Aim:
Please copy the lines below word for word, from the first line through the line with "series-line [313, 79, 545, 152]".

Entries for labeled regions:
..............................

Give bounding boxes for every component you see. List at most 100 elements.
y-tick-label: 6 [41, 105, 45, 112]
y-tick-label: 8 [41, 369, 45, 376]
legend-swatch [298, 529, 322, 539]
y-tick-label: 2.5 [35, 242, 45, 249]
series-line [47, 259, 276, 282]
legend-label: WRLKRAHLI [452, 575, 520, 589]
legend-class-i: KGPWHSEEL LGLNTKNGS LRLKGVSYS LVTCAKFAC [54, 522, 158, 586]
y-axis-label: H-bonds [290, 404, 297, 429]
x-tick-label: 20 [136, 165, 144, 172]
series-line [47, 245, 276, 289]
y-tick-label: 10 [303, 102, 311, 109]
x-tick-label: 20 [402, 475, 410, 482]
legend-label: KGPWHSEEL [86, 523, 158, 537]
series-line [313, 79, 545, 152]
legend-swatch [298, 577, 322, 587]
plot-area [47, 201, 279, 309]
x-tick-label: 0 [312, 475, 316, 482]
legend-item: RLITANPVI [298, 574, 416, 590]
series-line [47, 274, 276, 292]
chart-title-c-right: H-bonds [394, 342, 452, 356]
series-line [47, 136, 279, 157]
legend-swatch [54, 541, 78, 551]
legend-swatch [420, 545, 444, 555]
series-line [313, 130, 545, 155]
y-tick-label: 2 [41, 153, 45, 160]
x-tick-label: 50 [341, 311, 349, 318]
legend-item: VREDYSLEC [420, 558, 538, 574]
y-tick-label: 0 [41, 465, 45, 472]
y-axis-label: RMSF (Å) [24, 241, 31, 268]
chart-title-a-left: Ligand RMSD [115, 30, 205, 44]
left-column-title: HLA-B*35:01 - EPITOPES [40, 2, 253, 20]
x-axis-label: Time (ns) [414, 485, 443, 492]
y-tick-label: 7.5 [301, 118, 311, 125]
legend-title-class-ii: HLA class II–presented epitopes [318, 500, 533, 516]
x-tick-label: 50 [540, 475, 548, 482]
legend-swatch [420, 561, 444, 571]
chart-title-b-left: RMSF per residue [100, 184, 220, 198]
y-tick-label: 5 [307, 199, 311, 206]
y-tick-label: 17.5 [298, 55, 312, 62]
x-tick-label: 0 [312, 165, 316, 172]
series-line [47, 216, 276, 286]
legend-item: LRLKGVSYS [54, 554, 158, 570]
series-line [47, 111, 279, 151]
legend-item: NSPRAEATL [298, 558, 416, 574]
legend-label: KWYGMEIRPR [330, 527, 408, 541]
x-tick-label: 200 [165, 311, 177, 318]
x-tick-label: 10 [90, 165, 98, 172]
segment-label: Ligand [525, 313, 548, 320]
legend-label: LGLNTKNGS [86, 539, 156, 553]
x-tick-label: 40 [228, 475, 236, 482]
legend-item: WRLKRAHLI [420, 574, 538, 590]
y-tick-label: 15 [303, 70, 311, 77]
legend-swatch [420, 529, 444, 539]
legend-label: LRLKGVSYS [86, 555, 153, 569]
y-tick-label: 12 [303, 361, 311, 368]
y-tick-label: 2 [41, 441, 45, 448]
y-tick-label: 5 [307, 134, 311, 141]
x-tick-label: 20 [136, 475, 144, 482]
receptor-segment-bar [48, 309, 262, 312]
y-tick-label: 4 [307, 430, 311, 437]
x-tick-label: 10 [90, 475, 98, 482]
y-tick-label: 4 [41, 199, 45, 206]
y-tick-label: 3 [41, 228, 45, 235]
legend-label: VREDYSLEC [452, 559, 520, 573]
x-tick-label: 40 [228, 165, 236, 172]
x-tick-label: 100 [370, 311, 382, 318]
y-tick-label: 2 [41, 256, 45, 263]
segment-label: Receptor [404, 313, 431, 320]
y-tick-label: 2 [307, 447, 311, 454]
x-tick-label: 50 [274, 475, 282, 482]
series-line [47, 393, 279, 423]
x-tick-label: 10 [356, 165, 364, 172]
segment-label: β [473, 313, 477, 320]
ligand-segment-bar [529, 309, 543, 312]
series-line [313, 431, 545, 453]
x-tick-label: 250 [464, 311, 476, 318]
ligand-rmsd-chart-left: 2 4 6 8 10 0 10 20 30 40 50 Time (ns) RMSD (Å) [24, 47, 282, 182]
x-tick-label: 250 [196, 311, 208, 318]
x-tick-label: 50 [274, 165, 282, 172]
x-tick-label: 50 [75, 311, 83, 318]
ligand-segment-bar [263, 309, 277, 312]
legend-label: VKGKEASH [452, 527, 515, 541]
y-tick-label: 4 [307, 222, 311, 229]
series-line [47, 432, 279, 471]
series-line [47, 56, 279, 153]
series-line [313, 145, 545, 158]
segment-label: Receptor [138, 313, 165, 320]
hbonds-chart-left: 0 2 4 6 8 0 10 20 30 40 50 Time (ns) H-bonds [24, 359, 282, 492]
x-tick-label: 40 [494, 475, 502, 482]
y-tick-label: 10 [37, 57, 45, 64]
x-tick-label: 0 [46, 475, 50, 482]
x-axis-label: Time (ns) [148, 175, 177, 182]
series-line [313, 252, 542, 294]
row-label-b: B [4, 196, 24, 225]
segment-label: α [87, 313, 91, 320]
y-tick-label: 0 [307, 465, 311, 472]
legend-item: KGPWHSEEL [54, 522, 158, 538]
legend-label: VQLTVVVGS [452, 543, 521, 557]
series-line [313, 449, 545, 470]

..............................

The answer:
Give bounding boxes for every component you see. List at most 100 elements.
y-tick-label: 6 [41, 105, 45, 112]
y-tick-label: 8 [41, 369, 45, 376]
legend-swatch [298, 529, 322, 539]
y-tick-label: 2.5 [35, 242, 45, 249]
series-line [47, 259, 276, 282]
legend-label: WRLKRAHLI [452, 575, 520, 589]
legend-class-i: KGPWHSEEL LGLNTKNGS LRLKGVSYS LVTCAKFAC [54, 522, 158, 586]
y-axis-label: H-bonds [290, 404, 297, 429]
x-tick-label: 20 [136, 165, 144, 172]
series-line [47, 245, 276, 289]
y-tick-label: 10 [303, 102, 311, 109]
x-tick-label: 20 [402, 475, 410, 482]
legend-label: KGPWHSEEL [86, 523, 158, 537]
series-line [313, 79, 545, 152]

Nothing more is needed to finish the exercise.